▸ Dataset records
★ ★ ★ ★ ★

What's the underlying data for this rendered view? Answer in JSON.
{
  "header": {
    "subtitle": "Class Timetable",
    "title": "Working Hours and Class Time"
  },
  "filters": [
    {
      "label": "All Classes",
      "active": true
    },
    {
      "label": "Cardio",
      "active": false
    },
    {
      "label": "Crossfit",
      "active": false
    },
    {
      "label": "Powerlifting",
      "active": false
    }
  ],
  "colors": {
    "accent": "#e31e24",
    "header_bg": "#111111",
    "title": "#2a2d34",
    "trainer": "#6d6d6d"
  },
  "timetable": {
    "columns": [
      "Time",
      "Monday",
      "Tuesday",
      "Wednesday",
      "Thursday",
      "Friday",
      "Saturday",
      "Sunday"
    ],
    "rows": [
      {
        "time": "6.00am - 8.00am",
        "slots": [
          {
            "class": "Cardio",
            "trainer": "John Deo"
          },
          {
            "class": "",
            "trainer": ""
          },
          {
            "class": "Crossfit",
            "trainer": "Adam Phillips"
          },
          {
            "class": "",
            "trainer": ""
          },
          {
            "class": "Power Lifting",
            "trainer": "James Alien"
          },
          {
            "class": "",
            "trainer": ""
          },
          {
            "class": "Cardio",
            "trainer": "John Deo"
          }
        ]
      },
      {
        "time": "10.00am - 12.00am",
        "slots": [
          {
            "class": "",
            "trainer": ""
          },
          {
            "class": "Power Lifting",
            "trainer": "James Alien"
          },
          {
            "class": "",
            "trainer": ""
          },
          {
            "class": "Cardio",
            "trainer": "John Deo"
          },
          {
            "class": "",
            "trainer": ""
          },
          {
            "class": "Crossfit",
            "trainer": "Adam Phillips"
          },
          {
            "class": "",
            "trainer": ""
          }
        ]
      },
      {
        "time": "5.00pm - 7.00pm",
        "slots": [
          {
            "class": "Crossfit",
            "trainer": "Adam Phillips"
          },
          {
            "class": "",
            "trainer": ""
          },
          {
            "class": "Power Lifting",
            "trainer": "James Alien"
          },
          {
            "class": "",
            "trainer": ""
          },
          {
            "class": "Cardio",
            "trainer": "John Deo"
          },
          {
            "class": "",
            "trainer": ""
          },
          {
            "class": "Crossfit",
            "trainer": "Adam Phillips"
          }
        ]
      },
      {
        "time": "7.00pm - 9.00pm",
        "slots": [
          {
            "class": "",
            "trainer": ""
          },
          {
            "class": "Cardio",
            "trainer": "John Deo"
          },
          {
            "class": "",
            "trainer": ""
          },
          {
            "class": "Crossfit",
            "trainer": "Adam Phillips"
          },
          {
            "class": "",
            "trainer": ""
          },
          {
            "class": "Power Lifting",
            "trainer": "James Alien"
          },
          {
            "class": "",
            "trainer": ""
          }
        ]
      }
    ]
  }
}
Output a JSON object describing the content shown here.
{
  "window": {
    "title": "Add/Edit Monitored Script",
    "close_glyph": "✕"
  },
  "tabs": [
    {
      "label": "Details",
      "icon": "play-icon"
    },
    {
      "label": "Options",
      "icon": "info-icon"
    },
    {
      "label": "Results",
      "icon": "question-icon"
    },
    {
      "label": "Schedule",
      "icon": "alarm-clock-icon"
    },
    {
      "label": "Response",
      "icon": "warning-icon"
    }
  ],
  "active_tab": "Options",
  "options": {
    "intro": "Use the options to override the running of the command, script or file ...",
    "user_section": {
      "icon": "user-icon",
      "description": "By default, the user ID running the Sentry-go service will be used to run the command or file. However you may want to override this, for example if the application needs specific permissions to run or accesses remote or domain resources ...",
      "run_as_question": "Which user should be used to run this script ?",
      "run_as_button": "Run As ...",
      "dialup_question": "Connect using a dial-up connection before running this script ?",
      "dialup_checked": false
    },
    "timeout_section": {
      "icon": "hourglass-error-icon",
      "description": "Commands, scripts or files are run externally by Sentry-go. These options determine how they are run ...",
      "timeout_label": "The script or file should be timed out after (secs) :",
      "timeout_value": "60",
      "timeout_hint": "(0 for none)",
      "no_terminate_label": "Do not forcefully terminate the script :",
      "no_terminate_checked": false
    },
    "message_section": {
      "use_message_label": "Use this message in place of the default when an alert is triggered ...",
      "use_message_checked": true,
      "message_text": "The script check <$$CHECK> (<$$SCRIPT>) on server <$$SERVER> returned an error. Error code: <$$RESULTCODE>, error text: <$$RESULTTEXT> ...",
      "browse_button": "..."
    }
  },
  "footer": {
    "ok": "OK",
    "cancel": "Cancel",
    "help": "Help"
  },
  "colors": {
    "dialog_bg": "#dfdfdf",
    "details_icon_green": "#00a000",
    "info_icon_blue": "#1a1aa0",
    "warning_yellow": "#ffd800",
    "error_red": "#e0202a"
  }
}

★ ★ ★ ★ ★

▸ Problem to work on
Reproduce only the lines running from the one with "Output a JSON" through the final line of the listing above, both ends included.

▸ Correct output
Output a JSON object describing the content shown here.
{
  "window": {
    "title": "Add/Edit Monitored Script",
    "close_glyph": "✕"
  },
  "tabs": [
    {
      "label": "Details",
      "icon": "play-icon"
    },
    {
      "label": "Options",
      "icon": "info-icon"
    },
    {
      "label": "Results",
      "icon": "question-icon"
    },
    {
      "label": "Schedule",
      "icon": "alarm-clock-icon"
    },
    {
      "label": "Response",
      "icon": "warning-icon"
    }
  ],
  "active_tab": "Options",
  "options": {
    "intro": "Use the options to override the running of the command, script or file ...",
    "user_section": {
      "icon": "user-icon",
      "description": "By default, the user ID running the Sentry-go service will be used to run the command or file. However you may want to override this, for example if the application needs specific permissions to run or accesses remote or domain resources ...",
      "run_as_question": "Which user should be used to run this script ?",
      "run_as_button": "Run As ...",
      "dialup_question": "Connect using a dial-up connection before running this script ?",
      "dialup_checked": false
    },
    "timeout_section": {
      "icon": "hourglass-error-icon",
      "description": "Commands, scripts or files are run externally by Sentry-go. These options determine how they are run ...",
      "timeout_label": "The script or file should be timed out after (secs) :",
      "timeout_value": "60",
      "timeout_hint": "(0 for none)",
      "no_terminate_label": "Do not forcefully terminate the script :",
      "no_terminate_checked": false
    },
    "message_section": {
      "use_message_label": "Use this message in place of the default when an alert is triggered ...",
      "use_message_checked": true,
      "message_text": "The script check <$$CHECK> (<$$SCRIPT>) on server <$$SERVER> returned an error. Error code: <$$RESULTCODE>, error text: <$$RESULTTEXT> ...",
      "browse_button": "..."
    }
  },
  "footer": {
    "ok": "OK",
    "cancel": "Cancel",
    "help": "Help"
  },
  "colors": {
    "dialog_bg": "#dfdfdf",
    "details_icon_green": "#00a000",
    "info_icon_blue": "#1a1aa0",
    "warning_yellow": "#ffd800",
    "error_red": "#e0202a"
  }
}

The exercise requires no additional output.